Recorded information:
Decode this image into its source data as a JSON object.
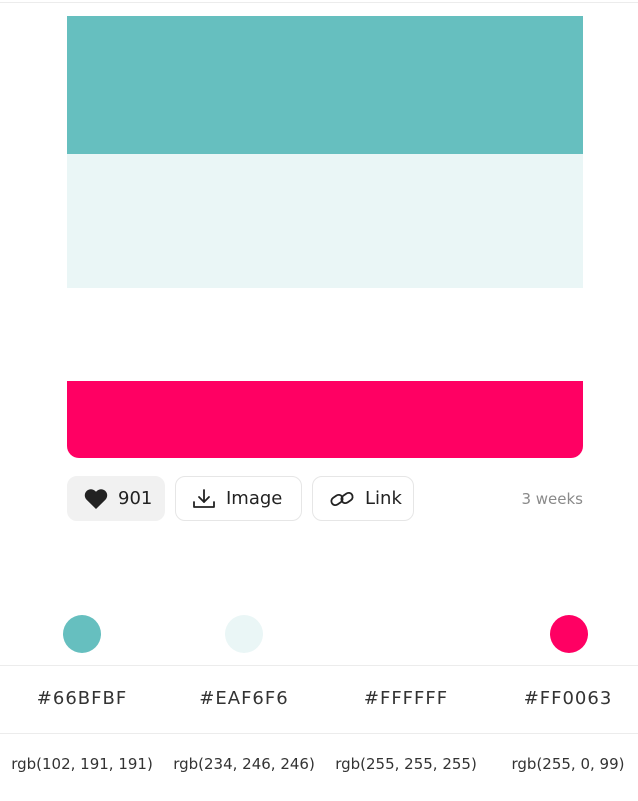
{
  "palette": {
    "colors": [
      "#66BFBF",
      "#EAF6F6",
      "#FFFFFF",
      "#FF0063"
    ]
  },
  "actions": {
    "like_count": "901",
    "image_label": "Image",
    "link_label": "Link",
    "age": "3 weeks"
  },
  "swatches": [
    {
      "hex": "#66BFBF",
      "rgb": "rgb(102, 191, 191)"
    },
    {
      "hex": "#EAF6F6",
      "rgb": "rgb(234, 246, 246)"
    },
    {
      "hex": "#FFFFFF",
      "rgb": "rgb(255, 255, 255)"
    },
    {
      "hex": "#FF0063",
      "rgb": "rgb(255, 0, 99)"
    }
  ],
  "icons": [
    "heart-icon",
    "download-icon",
    "link-icon"
  ]
}
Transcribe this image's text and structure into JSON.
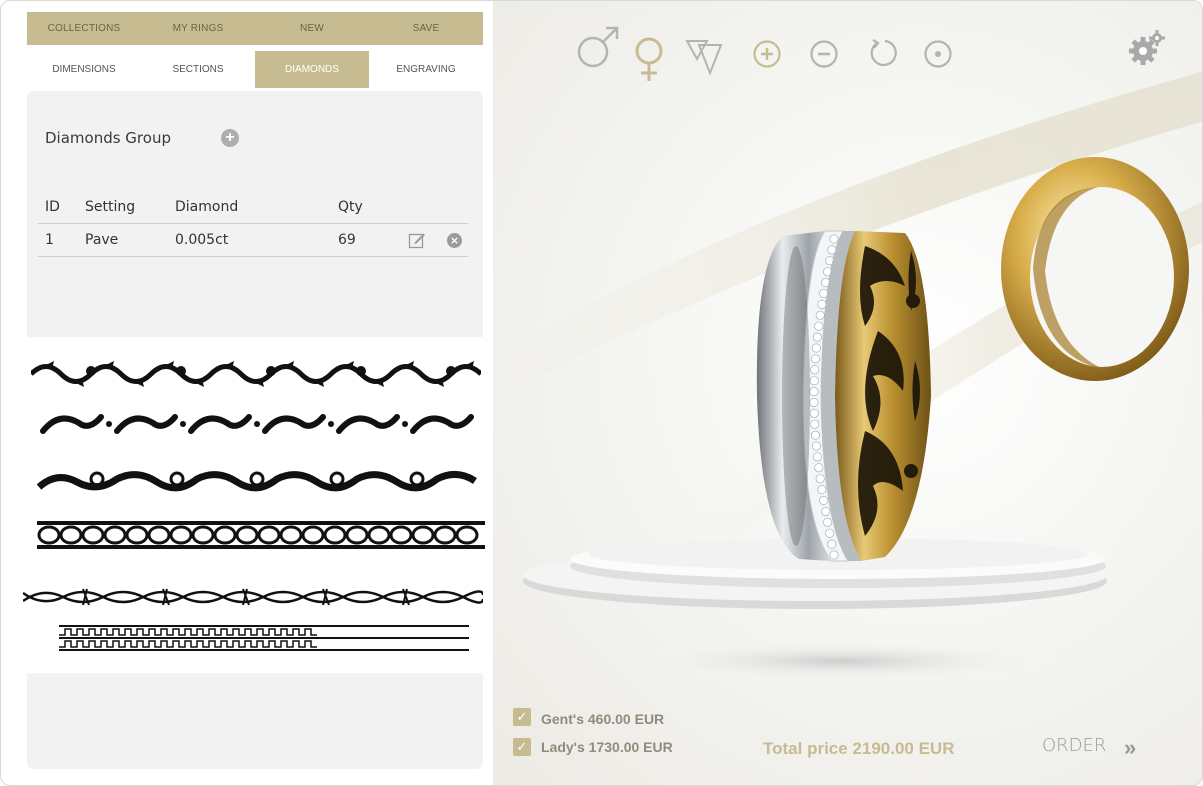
{
  "menu": {
    "top": [
      "COLLECTIONS",
      "MY RINGS",
      "NEW",
      "SAVE"
    ],
    "sub": [
      "DIMENSIONS",
      "SECTIONS",
      "DIAMONDS",
      "ENGRAVING"
    ],
    "active_sub": "DIAMONDS"
  },
  "diamonds": {
    "group_title": "Diamonds Group",
    "add_icon": "plus-circle-icon",
    "columns": [
      "ID",
      "Setting",
      "Diamond",
      "Qty"
    ],
    "rows": [
      {
        "id": "1",
        "setting": "Pave",
        "diamond": "0.005ct",
        "qty": "69"
      }
    ]
  },
  "toolbar": {
    "icons": [
      "male-icon",
      "female-icon",
      "rotate-view-icon",
      "zoom-in-icon",
      "zoom-out-icon",
      "reset-icon",
      "center-icon"
    ],
    "settings_icon": "gear-icon"
  },
  "pricing": {
    "gent_label": "Gent's 460.00 EUR",
    "lady_label": "Lady's 1730.00 EUR",
    "total_label": "Total price 2190.00 EUR",
    "order_label": "ORDER"
  },
  "colors": {
    "accent": "#c7bc91",
    "gold": "#c9a646",
    "silver": "#cfd3d6"
  }
}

Directive:
Retype each record exactly as it stands, but do not include the pictures.

Answer to the exercise:
Decode this image into its source data as a JSON object.
{
  "palette": {
    "colors": [
      "#66BFBF",
      "#EAF6F6",
      "#FFFFFF",
      "#FF0063"
    ]
  },
  "actions": {
    "like_count": "901",
    "image_label": "Image",
    "link_label": "Link",
    "age": "3 weeks"
  },
  "swatches": [
    {
      "hex": "#66BFBF",
      "rgb": "rgb(102, 191, 191)"
    },
    {
      "hex": "#EAF6F6",
      "rgb": "rgb(234, 246, 246)"
    },
    {
      "hex": "#FFFFFF",
      "rgb": "rgb(255, 255, 255)"
    },
    {
      "hex": "#FF0063",
      "rgb": "rgb(255, 0, 99)"
    }
  ],
  "icons": [
    "heart-icon",
    "download-icon",
    "link-icon"
  ]
}
Transcribe this image's text and structure into JSON.
{
  "menu": {
    "top": [
      "COLLECTIONS",
      "MY RINGS",
      "NEW",
      "SAVE"
    ],
    "sub": [
      "DIMENSIONS",
      "SECTIONS",
      "DIAMONDS",
      "ENGRAVING"
    ],
    "active_sub": "DIAMONDS"
  },
  "diamonds": {
    "group_title": "Diamonds Group",
    "add_icon": "plus-circle-icon",
    "columns": [
      "ID",
      "Setting",
      "Diamond",
      "Qty"
    ],
    "rows": [
      {
        "id": "1",
        "setting": "Pave",
        "diamond": "0.005ct",
        "qty": "69"
      }
    ]
  },
  "toolbar": {
    "icons": [
      "male-icon",
      "female-icon",
      "rotate-view-icon",
      "zoom-in-icon",
      "zoom-out-icon",
      "reset-icon",
      "center-icon"
    ],
    "settings_icon": "gear-icon"
  },
  "pricing": {
    "gent_label": "Gent's 460.00 EUR",
    "lady_label": "Lady's 1730.00 EUR",
    "total_label": "Total price 2190.00 EUR",
    "order_label": "ORDER"
  },
  "colors": {
    "accent": "#c7bc91",
    "gold": "#c9a646",
    "silver": "#cfd3d6"
  }
}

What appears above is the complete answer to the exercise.